Give back the entire listing verbatim.

-- -- --

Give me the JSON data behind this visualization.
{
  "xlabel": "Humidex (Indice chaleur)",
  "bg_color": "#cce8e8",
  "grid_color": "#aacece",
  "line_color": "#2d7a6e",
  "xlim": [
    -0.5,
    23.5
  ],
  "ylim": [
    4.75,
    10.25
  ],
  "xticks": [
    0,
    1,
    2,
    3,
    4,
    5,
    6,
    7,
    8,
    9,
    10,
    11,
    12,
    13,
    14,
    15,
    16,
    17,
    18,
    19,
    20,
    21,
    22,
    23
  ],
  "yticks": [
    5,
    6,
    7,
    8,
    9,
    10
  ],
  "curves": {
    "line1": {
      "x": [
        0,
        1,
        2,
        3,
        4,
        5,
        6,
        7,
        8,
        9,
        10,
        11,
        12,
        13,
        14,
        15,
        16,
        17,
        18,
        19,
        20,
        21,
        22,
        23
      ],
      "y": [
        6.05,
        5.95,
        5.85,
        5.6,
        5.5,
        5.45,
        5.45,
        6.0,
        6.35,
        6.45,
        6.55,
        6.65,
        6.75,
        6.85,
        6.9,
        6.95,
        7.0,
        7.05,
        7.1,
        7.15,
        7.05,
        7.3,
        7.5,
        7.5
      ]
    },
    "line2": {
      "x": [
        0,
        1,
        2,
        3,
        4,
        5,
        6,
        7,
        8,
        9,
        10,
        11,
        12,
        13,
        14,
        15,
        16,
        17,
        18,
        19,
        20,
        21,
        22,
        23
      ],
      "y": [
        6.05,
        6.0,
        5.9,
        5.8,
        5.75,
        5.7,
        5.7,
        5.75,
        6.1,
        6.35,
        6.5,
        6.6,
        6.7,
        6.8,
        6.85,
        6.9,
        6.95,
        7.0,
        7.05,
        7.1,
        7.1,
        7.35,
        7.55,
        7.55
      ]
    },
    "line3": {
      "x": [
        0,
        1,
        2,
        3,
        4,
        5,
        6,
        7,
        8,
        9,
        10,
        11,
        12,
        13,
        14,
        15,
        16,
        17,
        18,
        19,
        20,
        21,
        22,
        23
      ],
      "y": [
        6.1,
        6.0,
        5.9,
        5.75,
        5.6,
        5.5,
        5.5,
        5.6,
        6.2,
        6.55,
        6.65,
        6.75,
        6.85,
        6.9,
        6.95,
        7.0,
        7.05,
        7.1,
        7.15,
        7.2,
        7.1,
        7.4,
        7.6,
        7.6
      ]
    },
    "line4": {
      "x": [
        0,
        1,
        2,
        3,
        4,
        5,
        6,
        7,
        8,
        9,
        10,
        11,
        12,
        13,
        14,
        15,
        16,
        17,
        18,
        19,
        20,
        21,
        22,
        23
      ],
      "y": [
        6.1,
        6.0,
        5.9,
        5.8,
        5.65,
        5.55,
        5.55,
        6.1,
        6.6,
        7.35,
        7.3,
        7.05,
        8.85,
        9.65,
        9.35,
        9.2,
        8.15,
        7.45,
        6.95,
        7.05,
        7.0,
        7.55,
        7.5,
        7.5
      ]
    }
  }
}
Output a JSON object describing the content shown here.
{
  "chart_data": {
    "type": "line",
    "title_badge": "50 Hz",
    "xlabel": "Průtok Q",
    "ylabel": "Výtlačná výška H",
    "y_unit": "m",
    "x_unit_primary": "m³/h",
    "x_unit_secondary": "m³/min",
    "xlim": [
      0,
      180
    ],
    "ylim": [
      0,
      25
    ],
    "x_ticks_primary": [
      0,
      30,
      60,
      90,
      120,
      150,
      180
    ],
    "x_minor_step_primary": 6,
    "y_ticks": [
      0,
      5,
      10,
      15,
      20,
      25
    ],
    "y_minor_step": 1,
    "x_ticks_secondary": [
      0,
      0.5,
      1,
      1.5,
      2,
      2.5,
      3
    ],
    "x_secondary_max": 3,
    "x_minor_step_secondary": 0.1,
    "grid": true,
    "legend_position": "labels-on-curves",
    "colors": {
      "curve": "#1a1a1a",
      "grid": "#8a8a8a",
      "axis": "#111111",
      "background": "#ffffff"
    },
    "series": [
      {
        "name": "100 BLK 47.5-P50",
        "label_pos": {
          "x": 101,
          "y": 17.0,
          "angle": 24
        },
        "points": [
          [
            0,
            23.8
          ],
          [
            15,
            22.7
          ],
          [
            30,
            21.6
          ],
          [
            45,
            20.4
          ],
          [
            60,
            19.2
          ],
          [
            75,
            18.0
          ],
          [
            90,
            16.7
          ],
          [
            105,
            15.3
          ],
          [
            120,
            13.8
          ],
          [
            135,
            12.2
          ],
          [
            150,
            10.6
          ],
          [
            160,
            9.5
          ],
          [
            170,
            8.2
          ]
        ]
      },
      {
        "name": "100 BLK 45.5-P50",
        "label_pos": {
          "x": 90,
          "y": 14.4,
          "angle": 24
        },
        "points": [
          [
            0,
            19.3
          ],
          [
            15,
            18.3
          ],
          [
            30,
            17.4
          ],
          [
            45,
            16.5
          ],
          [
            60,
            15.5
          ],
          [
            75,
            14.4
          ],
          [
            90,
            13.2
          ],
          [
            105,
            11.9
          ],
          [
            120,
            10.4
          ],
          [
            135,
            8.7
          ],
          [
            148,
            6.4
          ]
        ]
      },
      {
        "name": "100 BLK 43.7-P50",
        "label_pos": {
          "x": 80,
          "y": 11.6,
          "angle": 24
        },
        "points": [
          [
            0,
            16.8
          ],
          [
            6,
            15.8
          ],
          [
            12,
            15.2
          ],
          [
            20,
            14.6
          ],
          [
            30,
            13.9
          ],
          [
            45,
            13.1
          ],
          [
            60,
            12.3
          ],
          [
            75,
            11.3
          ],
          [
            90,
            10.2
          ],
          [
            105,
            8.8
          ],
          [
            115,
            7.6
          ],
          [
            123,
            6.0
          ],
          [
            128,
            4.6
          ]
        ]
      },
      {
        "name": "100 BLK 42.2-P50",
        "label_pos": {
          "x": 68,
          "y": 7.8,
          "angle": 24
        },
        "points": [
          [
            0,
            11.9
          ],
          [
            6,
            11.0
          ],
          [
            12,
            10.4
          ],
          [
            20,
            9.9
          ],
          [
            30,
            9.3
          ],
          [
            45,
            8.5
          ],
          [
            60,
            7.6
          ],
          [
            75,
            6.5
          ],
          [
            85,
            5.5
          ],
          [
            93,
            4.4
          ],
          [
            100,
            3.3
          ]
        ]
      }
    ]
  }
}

-- -- --

■ Reply to the task
Give me the JSON data behind this visualization.
{
  "xlabel": "Humidex (Indice chaleur)",
  "bg_color": "#cce8e8",
  "grid_color": "#aacece",
  "line_color": "#2d7a6e",
  "xlim": [
    -0.5,
    23.5
  ],
  "ylim": [
    4.75,
    10.25
  ],
  "xticks": [
    0,
    1,
    2,
    3,
    4,
    5,
    6,
    7,
    8,
    9,
    10,
    11,
    12,
    13,
    14,
    15,
    16,
    17,
    18,
    19,
    20,
    21,
    22,
    23
  ],
  "yticks": [
    5,
    6,
    7,
    8,
    9,
    10
  ],
  "curves": {
    "line1": {
      "x": [
        0,
        1,
        2,
        3,
        4,
        5,
        6,
        7,
        8,
        9,
        10,
        11,
        12,
        13,
        14,
        15,
        16,
        17,
        18,
        19,
        20,
        21,
        22,
        23
      ],
      "y": [
        6.05,
        5.95,
        5.85,
        5.6,
        5.5,
        5.45,
        5.45,
        6.0,
        6.35,
        6.45,
        6.55,
        6.65,
        6.75,
        6.85,
        6.9,
        6.95,
        7.0,
        7.05,
        7.1,
        7.15,
        7.05,
        7.3,
        7.5,
        7.5
      ]
    },
    "line2": {
      "x": [
        0,
        1,
        2,
        3,
        4,
        5,
        6,
        7,
        8,
        9,
        10,
        11,
        12,
        13,
        14,
        15,
        16,
        17,
        18,
        19,
        20,
        21,
        22,
        23
      ],
      "y": [
        6.05,
        6.0,
        5.9,
        5.8,
        5.75,
        5.7,
        5.7,
        5.75,
        6.1,
        6.35,
        6.5,
        6.6,
        6.7,
        6.8,
        6.85,
        6.9,
        6.95,
        7.0,
        7.05,
        7.1,
        7.1,
        7.35,
        7.55,
        7.55
      ]
    },
    "line3": {
      "x": [
        0,
        1,
        2,
        3,
        4,
        5,
        6,
        7,
        8,
        9,
        10,
        11,
        12,
        13,
        14,
        15,
        16,
        17,
        18,
        19,
        20,
        21,
        22,
        23
      ],
      "y": [
        6.1,
        6.0,
        5.9,
        5.75,
        5.6,
        5.5,
        5.5,
        5.6,
        6.2,
        6.55,
        6.65,
        6.75,
        6.85,
        6.9,
        6.95,
        7.0,
        7.05,
        7.1,
        7.15,
        7.2,
        7.1,
        7.4,
        7.6,
        7.6
      ]
    },
    "line4": {
      "x": [
        0,
        1,
        2,
        3,
        4,
        5,
        6,
        7,
        8,
        9,
        10,
        11,
        12,
        13,
        14,
        15,
        16,
        17,
        18,
        19,
        20,
        21,
        22,
        23
      ],
      "y": [
        6.1,
        6.0,
        5.9,
        5.8,
        5.65,
        5.55,
        5.55,
        6.1,
        6.6,
        7.35,
        7.3,
        7.05,
        8.85,
        9.65,
        9.35,
        9.2,
        8.15,
        7.45,
        6.95,
        7.05,
        7.0,
        7.55,
        7.5,
        7.5
      ]
    }
  }
}
Output a JSON object describing the content shown here.
{
  "chart_data": {
    "type": "line",
    "title_badge": "50 Hz",
    "xlabel": "Průtok Q",
    "ylabel": "Výtlačná výška H",
    "y_unit": "m",
    "x_unit_primary": "m³/h",
    "x_unit_secondary": "m³/min",
    "xlim": [
      0,
      180
    ],
    "ylim": [
      0,
      25
    ],
    "x_ticks_primary": [
      0,
      30,
      60,
      90,
      120,
      150,
      180
    ],
    "x_minor_step_primary": 6,
    "y_ticks": [
      0,
      5,
      10,
      15,
      20,
      25
    ],
    "y_minor_step": 1,
    "x_ticks_secondary": [
      0,
      0.5,
      1,
      1.5,
      2,
      2.5,
      3
    ],
    "x_secondary_max": 3,
    "x_minor_step_secondary": 0.1,
    "grid": true,
    "legend_position": "labels-on-curves",
    "colors": {
      "curve": "#1a1a1a",
      "grid": "#8a8a8a",
      "axis": "#111111",
      "background": "#ffffff"
    },
    "series": [
      {
        "name": "100 BLK 47.5-P50",
        "label_pos": {
          "x": 101,
          "y": 17.0,
          "angle": 24
        },
        "points": [
          [
            0,
            23.8
          ],
          [
            15,
            22.7
          ],
          [
            30,
            21.6
          ],
          [
            45,
            20.4
          ],
          [
            60,
            19.2
          ],
          [
            75,
            18.0
          ],
          [
            90,
            16.7
          ],
          [
            105,
            15.3
          ],
          [
            120,
            13.8
          ],
          [
            135,
            12.2
          ],
          [
            150,
            10.6
          ],
          [
            160,
            9.5
          ],
          [
            170,
            8.2
          ]
        ]
      },
      {
        "name": "100 BLK 45.5-P50",
        "label_pos": {
          "x": 90,
          "y": 14.4,
          "angle": 24
        },
        "points": [
          [
            0,
            19.3
          ],
          [
            15,
            18.3
          ],
          [
            30,
            17.4
          ],
          [
            45,
            16.5
          ],
          [
            60,
            15.5
          ],
          [
            75,
            14.4
          ],
          [
            90,
            13.2
          ],
          [
            105,
            11.9
          ],
          [
            120,
            10.4
          ],
          [
            135,
            8.7
          ],
          [
            148,
            6.4
          ]
        ]
      },
      {
        "name": "100 BLK 43.7-P50",
        "label_pos": {
          "x": 80,
          "y": 11.6,
          "angle": 24
        },
        "points": [
          [
            0,
            16.8
          ],
          [
            6,
            15.8
          ],
          [
            12,
            15.2
          ],
          [
            20,
            14.6
          ],
          [
            30,
            13.9
          ],
          [
            45,
            13.1
          ],
          [
            60,
            12.3
          ],
          [
            75,
            11.3
          ],
          [
            90,
            10.2
          ],
          [
            105,
            8.8
          ],
          [
            115,
            7.6
          ],
          [
            123,
            6.0
          ],
          [
            128,
            4.6
          ]
        ]
      },
      {
        "name": "100 BLK 42.2-P50",
        "label_pos": {
          "x": 68,
          "y": 7.8,
          "angle": 24
        },
        "points": [
          [
            0,
            11.9
          ],
          [
            6,
            11.0
          ],
          [
            12,
            10.4
          ],
          [
            20,
            9.9
          ],
          [
            30,
            9.3
          ],
          [
            45,
            8.5
          ],
          [
            60,
            7.6
          ],
          [
            75,
            6.5
          ],
          [
            85,
            5.5
          ],
          [
            93,
            4.4
          ],
          [
            100,
            3.3
          ]
        ]
      }
    ]
  }
}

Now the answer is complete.